→ **Entries from a visual dataset**:
━━━━━━━━━━━━━━━━━━━━━━━━━━━━━━

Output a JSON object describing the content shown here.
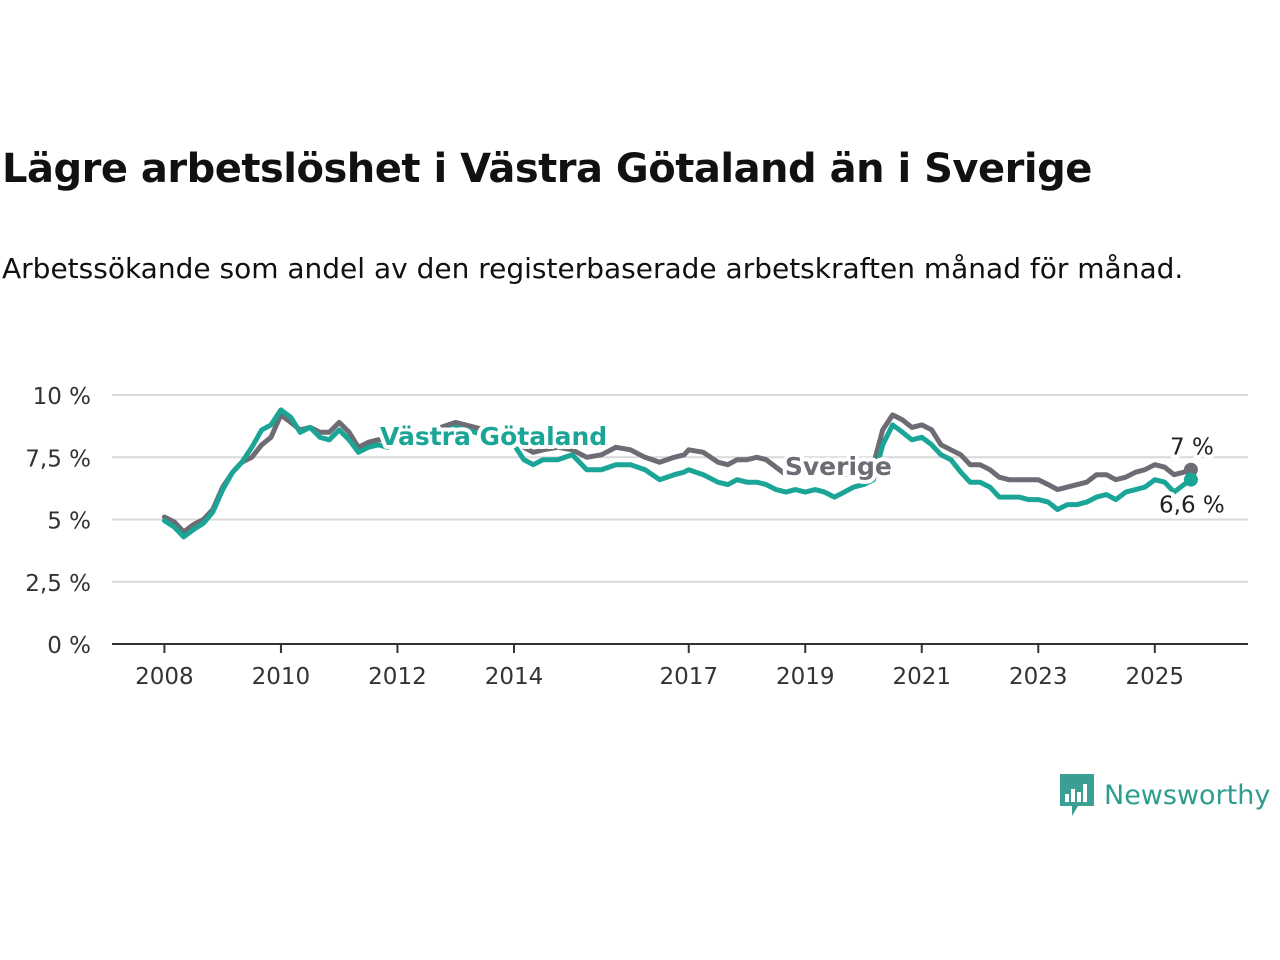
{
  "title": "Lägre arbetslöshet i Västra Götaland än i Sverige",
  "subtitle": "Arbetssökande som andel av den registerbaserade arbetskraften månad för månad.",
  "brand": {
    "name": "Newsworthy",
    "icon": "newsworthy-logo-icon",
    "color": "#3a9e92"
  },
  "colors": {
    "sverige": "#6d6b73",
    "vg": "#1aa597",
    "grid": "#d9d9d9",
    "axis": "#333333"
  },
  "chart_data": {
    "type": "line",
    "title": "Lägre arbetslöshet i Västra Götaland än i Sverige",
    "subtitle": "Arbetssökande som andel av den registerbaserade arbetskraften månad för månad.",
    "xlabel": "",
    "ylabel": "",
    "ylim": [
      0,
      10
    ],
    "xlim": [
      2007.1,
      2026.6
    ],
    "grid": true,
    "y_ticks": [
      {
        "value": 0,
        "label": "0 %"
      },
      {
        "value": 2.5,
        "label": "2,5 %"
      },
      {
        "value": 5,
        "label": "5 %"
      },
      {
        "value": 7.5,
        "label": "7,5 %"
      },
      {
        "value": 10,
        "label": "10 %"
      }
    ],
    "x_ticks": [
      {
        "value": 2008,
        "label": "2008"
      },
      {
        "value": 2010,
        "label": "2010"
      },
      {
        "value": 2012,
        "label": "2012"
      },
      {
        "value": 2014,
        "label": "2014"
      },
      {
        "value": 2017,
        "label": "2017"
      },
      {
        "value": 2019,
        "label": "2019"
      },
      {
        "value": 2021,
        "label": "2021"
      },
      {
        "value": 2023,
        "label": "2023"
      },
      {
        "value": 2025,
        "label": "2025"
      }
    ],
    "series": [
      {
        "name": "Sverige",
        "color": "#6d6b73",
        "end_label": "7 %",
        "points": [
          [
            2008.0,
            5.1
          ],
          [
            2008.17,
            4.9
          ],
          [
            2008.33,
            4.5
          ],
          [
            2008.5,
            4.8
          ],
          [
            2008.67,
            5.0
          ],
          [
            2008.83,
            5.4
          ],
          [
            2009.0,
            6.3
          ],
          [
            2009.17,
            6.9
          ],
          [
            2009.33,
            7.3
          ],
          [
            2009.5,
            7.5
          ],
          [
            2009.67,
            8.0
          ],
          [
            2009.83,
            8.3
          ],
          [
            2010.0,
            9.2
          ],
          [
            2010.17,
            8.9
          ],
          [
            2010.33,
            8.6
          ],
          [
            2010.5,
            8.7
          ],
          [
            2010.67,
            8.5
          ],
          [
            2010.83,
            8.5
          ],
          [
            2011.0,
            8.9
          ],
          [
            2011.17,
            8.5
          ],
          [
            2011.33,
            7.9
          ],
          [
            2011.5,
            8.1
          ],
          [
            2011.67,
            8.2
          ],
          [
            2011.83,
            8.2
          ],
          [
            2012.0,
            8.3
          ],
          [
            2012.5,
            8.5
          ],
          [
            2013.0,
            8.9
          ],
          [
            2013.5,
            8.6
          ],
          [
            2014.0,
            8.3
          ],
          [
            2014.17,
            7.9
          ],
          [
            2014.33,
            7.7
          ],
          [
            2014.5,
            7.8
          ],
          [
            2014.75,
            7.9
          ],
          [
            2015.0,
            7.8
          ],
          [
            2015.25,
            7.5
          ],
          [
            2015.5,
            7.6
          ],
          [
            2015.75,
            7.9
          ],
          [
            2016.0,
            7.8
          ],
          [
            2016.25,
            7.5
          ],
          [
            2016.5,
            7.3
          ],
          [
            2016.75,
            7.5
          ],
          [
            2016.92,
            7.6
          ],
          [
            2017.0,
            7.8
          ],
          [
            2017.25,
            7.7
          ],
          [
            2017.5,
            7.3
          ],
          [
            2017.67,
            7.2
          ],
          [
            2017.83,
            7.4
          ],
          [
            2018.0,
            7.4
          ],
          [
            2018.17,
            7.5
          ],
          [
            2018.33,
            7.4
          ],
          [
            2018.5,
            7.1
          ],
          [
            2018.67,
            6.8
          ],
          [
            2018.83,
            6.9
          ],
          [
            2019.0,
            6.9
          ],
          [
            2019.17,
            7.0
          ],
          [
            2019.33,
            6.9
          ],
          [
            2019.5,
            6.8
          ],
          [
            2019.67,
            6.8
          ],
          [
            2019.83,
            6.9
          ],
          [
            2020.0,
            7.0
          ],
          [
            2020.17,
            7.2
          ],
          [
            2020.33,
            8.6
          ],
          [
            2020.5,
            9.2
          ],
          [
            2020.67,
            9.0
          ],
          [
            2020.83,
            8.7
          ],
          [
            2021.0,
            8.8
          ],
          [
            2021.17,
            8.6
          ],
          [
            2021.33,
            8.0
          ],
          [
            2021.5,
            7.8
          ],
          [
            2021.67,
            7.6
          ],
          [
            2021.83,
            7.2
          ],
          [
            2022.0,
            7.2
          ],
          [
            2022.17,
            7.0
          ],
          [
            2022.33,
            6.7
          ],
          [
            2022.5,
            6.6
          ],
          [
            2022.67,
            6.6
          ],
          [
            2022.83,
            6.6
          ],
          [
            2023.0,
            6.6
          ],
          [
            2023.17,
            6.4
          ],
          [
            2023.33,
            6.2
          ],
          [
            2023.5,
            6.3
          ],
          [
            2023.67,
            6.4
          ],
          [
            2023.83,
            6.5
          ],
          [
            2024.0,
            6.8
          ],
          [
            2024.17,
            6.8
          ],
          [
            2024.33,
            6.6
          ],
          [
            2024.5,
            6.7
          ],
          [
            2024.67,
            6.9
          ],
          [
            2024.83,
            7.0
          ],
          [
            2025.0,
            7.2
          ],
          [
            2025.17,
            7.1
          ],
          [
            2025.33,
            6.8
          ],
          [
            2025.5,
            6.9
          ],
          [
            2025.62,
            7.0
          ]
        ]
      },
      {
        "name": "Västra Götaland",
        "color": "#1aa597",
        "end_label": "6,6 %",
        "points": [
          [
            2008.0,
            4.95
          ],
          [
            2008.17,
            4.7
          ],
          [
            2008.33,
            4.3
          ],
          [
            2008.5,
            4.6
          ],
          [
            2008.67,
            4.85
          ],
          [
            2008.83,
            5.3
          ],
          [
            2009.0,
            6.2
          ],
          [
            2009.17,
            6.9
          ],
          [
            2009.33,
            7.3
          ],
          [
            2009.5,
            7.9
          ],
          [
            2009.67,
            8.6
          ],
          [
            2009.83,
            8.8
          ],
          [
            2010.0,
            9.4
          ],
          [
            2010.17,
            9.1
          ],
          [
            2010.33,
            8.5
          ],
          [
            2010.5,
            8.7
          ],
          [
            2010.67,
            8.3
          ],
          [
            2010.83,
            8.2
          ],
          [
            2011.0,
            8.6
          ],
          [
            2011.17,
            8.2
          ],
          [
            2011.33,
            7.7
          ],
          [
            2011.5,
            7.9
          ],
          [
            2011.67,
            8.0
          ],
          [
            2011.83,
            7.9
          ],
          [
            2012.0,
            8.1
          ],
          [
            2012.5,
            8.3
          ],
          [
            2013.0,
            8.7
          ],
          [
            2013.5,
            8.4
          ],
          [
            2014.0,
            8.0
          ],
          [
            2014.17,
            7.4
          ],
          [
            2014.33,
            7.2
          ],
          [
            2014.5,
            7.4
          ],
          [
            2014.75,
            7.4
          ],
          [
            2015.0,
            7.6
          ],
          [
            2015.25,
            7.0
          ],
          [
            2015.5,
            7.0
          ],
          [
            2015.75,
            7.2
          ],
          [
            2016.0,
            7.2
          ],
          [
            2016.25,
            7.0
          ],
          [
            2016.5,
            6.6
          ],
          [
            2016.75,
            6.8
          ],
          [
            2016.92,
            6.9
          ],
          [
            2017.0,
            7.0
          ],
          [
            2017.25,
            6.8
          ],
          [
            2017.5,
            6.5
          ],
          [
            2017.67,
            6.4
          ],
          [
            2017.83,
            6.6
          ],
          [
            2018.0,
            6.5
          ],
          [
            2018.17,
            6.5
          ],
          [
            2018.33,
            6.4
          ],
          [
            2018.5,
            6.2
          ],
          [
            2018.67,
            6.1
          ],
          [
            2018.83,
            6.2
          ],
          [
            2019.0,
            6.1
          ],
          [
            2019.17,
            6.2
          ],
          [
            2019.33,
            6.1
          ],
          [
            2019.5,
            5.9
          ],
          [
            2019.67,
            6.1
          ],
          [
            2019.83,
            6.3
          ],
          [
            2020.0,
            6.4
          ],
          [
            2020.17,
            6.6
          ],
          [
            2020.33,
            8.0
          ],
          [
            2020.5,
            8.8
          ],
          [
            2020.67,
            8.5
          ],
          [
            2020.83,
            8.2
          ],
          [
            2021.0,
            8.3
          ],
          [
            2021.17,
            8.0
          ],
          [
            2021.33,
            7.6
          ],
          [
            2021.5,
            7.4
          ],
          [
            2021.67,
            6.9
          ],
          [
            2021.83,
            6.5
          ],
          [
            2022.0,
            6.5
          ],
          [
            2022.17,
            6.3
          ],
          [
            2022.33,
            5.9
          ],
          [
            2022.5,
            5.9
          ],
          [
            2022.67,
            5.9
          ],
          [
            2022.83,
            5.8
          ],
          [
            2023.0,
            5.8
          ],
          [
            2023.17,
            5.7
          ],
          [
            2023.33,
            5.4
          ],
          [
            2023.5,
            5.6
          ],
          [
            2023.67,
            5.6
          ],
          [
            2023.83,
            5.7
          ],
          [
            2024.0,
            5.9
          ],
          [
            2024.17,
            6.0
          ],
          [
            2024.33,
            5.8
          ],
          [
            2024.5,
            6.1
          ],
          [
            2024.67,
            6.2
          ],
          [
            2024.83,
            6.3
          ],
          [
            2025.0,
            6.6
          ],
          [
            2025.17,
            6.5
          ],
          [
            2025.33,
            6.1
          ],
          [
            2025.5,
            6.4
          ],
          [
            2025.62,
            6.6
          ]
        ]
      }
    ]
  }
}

━━━━━━━━━━━━━━━━━━━━━━━━━━━━━━

→ **What to work on**:
Looking at the entries above, say how many lines contain the word "andel". Only the number is wanted.

→ **Solution for this task**:
2